(TASK GOAL): Wherever the word "mounts" turns up in a line of the entries, copy that line.

(Records):
═══

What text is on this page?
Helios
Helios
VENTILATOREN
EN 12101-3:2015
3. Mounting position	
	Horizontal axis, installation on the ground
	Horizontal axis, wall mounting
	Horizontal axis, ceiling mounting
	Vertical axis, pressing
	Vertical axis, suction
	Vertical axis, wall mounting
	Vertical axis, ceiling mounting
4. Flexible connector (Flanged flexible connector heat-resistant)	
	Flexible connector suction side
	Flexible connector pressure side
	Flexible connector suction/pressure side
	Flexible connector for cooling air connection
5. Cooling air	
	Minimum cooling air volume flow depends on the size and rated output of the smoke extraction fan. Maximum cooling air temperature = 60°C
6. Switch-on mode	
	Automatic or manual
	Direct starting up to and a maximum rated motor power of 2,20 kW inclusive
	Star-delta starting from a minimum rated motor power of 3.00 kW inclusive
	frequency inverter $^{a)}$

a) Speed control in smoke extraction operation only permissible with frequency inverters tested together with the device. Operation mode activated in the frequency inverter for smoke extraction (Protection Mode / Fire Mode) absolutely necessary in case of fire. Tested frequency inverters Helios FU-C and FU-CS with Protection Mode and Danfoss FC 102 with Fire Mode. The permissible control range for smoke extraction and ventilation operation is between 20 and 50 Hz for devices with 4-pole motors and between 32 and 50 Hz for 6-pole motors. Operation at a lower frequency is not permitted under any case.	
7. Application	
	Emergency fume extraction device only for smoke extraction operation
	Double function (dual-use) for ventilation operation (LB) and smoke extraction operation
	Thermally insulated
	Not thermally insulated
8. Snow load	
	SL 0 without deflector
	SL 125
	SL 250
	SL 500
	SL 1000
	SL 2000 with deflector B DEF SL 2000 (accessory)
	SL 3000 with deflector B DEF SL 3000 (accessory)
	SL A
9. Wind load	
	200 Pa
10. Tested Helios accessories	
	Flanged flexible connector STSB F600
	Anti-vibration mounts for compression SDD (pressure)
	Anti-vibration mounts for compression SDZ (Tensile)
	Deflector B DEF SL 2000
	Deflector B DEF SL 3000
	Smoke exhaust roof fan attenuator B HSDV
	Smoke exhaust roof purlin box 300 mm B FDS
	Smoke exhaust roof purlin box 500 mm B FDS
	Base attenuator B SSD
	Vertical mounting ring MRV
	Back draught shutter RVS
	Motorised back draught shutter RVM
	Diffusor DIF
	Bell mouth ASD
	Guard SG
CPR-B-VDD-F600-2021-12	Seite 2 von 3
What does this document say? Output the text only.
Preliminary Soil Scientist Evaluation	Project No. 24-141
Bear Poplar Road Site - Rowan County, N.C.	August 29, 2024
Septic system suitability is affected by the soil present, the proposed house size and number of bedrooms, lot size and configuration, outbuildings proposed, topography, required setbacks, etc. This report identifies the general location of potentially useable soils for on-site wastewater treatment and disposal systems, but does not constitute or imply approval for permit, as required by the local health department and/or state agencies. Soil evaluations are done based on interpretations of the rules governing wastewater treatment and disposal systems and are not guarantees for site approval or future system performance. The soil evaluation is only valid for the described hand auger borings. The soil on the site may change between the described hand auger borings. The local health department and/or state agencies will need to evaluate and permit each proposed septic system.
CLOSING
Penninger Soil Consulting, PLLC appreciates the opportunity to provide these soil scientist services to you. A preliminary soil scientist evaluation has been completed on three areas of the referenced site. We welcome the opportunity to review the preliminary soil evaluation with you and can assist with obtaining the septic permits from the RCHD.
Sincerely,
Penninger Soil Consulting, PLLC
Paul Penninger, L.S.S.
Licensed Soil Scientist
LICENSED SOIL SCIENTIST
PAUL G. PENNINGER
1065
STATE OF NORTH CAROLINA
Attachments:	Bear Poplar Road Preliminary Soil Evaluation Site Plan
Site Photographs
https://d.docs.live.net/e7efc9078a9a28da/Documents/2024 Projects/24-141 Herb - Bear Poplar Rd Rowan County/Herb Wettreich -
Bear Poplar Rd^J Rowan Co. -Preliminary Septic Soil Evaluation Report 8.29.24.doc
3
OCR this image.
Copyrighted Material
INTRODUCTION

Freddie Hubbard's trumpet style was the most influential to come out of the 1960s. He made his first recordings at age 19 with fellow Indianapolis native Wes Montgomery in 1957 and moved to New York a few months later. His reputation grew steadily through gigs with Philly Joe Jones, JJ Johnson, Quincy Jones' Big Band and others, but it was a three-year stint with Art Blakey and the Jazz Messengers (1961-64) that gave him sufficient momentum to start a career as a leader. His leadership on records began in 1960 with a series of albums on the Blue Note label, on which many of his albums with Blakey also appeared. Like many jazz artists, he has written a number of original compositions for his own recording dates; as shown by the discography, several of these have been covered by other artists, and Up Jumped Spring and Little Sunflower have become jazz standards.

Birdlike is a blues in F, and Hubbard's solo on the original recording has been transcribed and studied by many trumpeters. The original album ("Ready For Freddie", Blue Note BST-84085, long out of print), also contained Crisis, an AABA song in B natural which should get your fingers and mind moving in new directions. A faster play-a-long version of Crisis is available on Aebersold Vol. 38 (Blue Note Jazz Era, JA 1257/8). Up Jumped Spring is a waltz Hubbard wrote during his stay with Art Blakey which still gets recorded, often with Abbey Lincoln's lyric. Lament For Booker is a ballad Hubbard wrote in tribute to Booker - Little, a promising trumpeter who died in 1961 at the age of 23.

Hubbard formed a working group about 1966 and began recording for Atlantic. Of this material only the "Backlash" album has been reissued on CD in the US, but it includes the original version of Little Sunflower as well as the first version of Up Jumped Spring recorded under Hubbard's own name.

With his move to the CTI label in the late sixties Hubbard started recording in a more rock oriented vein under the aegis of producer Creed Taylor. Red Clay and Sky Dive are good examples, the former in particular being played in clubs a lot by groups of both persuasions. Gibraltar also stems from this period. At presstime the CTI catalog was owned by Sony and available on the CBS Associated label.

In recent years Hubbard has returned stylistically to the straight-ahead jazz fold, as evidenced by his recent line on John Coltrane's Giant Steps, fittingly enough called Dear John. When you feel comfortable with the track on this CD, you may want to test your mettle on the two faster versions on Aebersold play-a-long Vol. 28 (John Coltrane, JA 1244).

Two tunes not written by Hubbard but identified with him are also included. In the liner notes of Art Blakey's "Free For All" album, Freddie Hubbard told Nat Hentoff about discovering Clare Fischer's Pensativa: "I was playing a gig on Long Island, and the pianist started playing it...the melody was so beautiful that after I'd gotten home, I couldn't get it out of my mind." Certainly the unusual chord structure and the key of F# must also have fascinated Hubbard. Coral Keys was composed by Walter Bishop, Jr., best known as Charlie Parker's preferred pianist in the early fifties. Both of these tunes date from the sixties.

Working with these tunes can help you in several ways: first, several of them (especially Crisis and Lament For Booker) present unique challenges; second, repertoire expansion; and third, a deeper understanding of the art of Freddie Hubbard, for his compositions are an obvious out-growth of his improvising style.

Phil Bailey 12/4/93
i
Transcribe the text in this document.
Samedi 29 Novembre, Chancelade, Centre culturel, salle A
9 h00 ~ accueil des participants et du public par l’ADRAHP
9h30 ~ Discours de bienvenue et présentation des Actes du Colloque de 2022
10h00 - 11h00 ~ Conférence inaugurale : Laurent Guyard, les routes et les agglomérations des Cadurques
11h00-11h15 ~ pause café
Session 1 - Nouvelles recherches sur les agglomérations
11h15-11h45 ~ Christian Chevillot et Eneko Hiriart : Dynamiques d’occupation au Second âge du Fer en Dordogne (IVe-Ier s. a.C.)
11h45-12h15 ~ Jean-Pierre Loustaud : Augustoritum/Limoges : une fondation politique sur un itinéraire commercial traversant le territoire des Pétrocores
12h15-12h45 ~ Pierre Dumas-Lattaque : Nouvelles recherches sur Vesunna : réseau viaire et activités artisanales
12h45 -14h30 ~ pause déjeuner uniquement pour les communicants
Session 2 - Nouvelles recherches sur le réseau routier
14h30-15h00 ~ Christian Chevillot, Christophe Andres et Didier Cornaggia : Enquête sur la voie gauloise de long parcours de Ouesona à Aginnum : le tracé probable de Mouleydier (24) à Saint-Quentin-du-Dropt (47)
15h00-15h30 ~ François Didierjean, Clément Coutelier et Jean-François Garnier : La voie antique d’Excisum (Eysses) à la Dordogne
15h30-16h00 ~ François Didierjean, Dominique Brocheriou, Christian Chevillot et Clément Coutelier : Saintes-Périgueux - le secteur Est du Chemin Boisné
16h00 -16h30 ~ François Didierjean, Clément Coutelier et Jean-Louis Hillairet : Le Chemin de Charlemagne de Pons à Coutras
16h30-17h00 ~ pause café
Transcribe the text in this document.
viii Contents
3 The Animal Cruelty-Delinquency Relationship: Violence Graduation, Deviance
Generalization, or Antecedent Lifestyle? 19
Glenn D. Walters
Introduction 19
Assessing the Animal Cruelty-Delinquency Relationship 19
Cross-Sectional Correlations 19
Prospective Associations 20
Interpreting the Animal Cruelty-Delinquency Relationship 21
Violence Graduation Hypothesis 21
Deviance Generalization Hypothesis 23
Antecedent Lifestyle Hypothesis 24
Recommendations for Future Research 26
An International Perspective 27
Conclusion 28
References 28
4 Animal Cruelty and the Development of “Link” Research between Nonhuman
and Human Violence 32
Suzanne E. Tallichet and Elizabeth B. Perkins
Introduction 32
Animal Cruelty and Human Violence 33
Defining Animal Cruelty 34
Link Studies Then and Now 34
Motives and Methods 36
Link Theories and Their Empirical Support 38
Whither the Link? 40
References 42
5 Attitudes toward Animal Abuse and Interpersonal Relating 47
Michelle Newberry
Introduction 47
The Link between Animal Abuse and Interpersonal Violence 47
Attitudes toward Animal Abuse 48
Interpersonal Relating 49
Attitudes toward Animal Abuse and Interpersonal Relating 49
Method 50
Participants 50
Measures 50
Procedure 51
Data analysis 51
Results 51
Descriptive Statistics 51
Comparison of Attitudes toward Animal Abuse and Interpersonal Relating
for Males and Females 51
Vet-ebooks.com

═══

(WRITTEN RESPONSE):
	Anti-vibration mounts for compression SDD (pressure)
	Anti-vibration mounts for compression SDZ (Tensile)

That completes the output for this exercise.